## Data excerpts
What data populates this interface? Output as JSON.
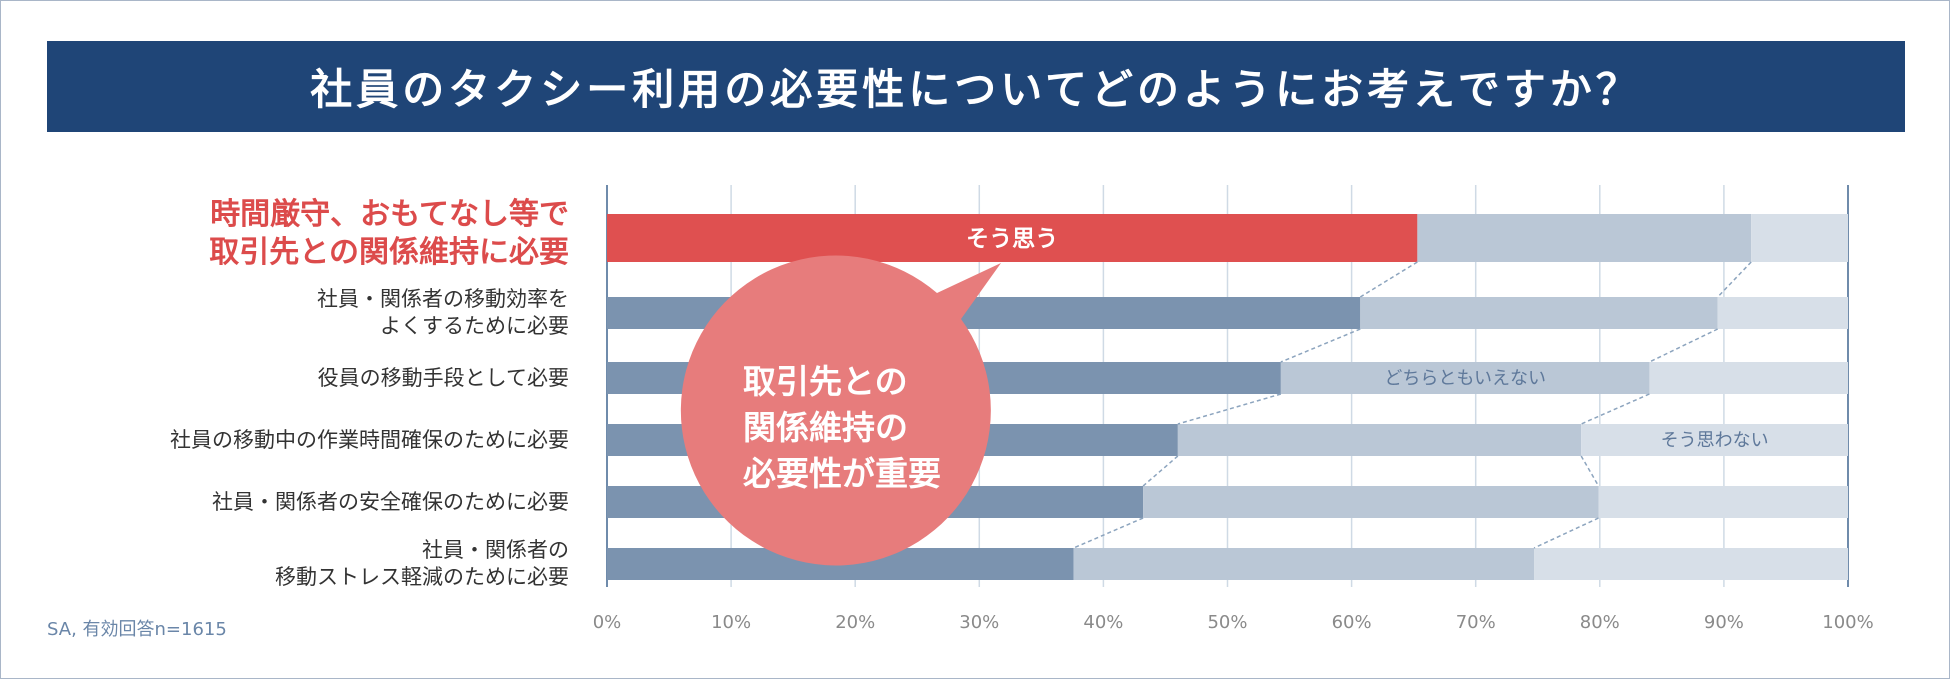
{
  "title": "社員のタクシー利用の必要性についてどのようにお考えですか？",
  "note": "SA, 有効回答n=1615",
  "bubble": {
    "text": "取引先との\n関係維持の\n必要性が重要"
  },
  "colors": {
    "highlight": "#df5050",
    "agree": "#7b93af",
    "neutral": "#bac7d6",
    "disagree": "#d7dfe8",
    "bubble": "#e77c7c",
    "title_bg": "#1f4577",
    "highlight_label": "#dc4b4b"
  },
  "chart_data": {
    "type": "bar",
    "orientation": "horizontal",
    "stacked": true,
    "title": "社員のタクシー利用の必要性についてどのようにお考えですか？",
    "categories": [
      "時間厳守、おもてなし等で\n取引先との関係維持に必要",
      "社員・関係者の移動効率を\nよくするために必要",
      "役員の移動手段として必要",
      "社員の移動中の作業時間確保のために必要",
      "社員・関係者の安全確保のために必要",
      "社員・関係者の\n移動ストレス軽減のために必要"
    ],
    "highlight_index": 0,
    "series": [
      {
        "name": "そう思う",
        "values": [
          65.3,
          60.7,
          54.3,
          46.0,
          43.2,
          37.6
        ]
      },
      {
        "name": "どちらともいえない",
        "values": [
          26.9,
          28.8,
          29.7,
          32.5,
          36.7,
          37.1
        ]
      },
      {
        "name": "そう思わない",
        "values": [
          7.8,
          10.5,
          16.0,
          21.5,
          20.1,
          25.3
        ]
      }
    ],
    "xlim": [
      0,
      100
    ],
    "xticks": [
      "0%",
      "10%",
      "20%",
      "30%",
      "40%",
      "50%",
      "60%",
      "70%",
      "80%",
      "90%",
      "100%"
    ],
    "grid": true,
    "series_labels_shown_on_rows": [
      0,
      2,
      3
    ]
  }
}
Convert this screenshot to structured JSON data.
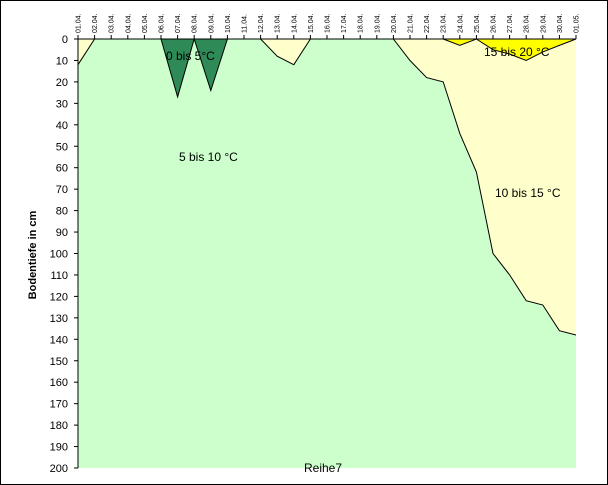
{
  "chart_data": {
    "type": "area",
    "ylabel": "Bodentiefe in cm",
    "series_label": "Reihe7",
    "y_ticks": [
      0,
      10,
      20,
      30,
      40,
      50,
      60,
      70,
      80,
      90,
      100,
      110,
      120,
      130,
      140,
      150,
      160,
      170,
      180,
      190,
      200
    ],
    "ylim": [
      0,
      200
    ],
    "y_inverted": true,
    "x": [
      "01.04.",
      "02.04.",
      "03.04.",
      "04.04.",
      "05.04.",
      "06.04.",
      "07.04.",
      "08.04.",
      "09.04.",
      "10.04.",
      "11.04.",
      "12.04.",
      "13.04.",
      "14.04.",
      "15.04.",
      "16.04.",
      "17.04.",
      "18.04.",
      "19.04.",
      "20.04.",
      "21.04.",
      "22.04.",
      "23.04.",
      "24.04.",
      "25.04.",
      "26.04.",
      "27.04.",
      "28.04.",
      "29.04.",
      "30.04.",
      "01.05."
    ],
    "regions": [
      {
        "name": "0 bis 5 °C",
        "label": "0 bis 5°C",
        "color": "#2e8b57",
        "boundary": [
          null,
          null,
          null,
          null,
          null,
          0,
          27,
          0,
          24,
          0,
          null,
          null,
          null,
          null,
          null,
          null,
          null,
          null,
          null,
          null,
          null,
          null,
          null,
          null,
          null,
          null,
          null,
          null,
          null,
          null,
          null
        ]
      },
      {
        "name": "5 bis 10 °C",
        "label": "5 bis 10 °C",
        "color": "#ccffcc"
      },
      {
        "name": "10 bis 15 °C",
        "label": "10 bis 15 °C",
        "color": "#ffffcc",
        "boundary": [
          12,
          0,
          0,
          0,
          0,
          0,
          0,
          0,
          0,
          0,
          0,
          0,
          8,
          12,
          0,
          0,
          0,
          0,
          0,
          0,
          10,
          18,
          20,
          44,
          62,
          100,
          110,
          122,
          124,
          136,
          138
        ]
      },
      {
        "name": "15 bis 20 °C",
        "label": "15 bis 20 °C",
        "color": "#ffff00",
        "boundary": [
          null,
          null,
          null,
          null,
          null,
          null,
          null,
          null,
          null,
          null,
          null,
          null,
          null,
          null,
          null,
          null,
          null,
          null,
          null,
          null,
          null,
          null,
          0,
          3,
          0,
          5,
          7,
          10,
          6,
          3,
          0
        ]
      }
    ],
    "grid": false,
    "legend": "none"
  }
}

## The problem
Reproduce the full material exactly, excluding the pictures.

## Solution to the problem
What data populates this interface? Output as JSON.
{
  "title": "社員のタクシー利用の必要性についてどのようにお考えですか？",
  "note": "SA, 有効回答n=1615",
  "bubble": {
    "text": "取引先との\n関係維持の\n必要性が重要"
  },
  "colors": {
    "highlight": "#df5050",
    "agree": "#7b93af",
    "neutral": "#bac7d6",
    "disagree": "#d7dfe8",
    "bubble": "#e77c7c",
    "title_bg": "#1f4577",
    "highlight_label": "#dc4b4b"
  },
  "chart_data": {
    "type": "bar",
    "orientation": "horizontal",
    "stacked": true,
    "title": "社員のタクシー利用の必要性についてどのようにお考えですか？",
    "categories": [
      "時間厳守、おもてなし等で\n取引先との関係維持に必要",
      "社員・関係者の移動効率を\nよくするために必要",
      "役員の移動手段として必要",
      "社員の移動中の作業時間確保のために必要",
      "社員・関係者の安全確保のために必要",
      "社員・関係者の\n移動ストレス軽減のために必要"
    ],
    "highlight_index": 0,
    "series": [
      {
        "name": "そう思う",
        "values": [
          65.3,
          60.7,
          54.3,
          46.0,
          43.2,
          37.6
        ]
      },
      {
        "name": "どちらともいえない",
        "values": [
          26.9,
          28.8,
          29.7,
          32.5,
          36.7,
          37.1
        ]
      },
      {
        "name": "そう思わない",
        "values": [
          7.8,
          10.5,
          16.0,
          21.5,
          20.1,
          25.3
        ]
      }
    ],
    "xlim": [
      0,
      100
    ],
    "xticks": [
      "0%",
      "10%",
      "20%",
      "30%",
      "40%",
      "50%",
      "60%",
      "70%",
      "80%",
      "90%",
      "100%"
    ],
    "grid": true,
    "series_labels_shown_on_rows": [
      0,
      2,
      3
    ]
  }
}
Convert this screenshot to structured JSON data.
{
  "chart_data": {
    "type": "area",
    "ylabel": "Bodentiefe in cm",
    "series_label": "Reihe7",
    "y_ticks": [
      0,
      10,
      20,
      30,
      40,
      50,
      60,
      70,
      80,
      90,
      100,
      110,
      120,
      130,
      140,
      150,
      160,
      170,
      180,
      190,
      200
    ],
    "ylim": [
      0,
      200
    ],
    "y_inverted": true,
    "x": [
      "01.04.",
      "02.04.",
      "03.04.",
      "04.04.",
      "05.04.",
      "06.04.",
      "07.04.",
      "08.04.",
      "09.04.",
      "10.04.",
      "11.04.",
      "12.04.",
      "13.04.",
      "14.04.",
      "15.04.",
      "16.04.",
      "17.04.",
      "18.04.",
      "19.04.",
      "20.04.",
      "21.04.",
      "22.04.",
      "23.04.",
      "24.04.",
      "25.04.",
      "26.04.",
      "27.04.",
      "28.04.",
      "29.04.",
      "30.04.",
      "01.05."
    ],
    "regions": [
      {
        "name": "0 bis 5 °C",
        "label": "0 bis 5°C",
        "color": "#2e8b57",
        "boundary": [
          null,
          null,
          null,
          null,
          null,
          0,
          27,
          0,
          24,
          0,
          null,
          null,
          null,
          null,
          null,
          null,
          null,
          null,
          null,
          null,
          null,
          null,
          null,
          null,
          null,
          null,
          null,
          null,
          null,
          null,
          null
        ]
      },
      {
        "name": "5 bis 10 °C",
        "label": "5 bis 10 °C",
        "color": "#ccffcc"
      },
      {
        "name": "10 bis 15 °C",
        "label": "10 bis 15 °C",
        "color": "#ffffcc",
        "boundary": [
          12,
          0,
          0,
          0,
          0,
          0,
          0,
          0,
          0,
          0,
          0,
          0,
          8,
          12,
          0,
          0,
          0,
          0,
          0,
          0,
          10,
          18,
          20,
          44,
          62,
          100,
          110,
          122,
          124,
          136,
          138
        ]
      },
      {
        "name": "15 bis 20 °C",
        "label": "15 bis 20 °C",
        "color": "#ffff00",
        "boundary": [
          null,
          null,
          null,
          null,
          null,
          null,
          null,
          null,
          null,
          null,
          null,
          null,
          null,
          null,
          null,
          null,
          null,
          null,
          null,
          null,
          null,
          null,
          0,
          3,
          0,
          5,
          7,
          10,
          6,
          3,
          0
        ]
      }
    ],
    "grid": false,
    "legend": "none"
  }
}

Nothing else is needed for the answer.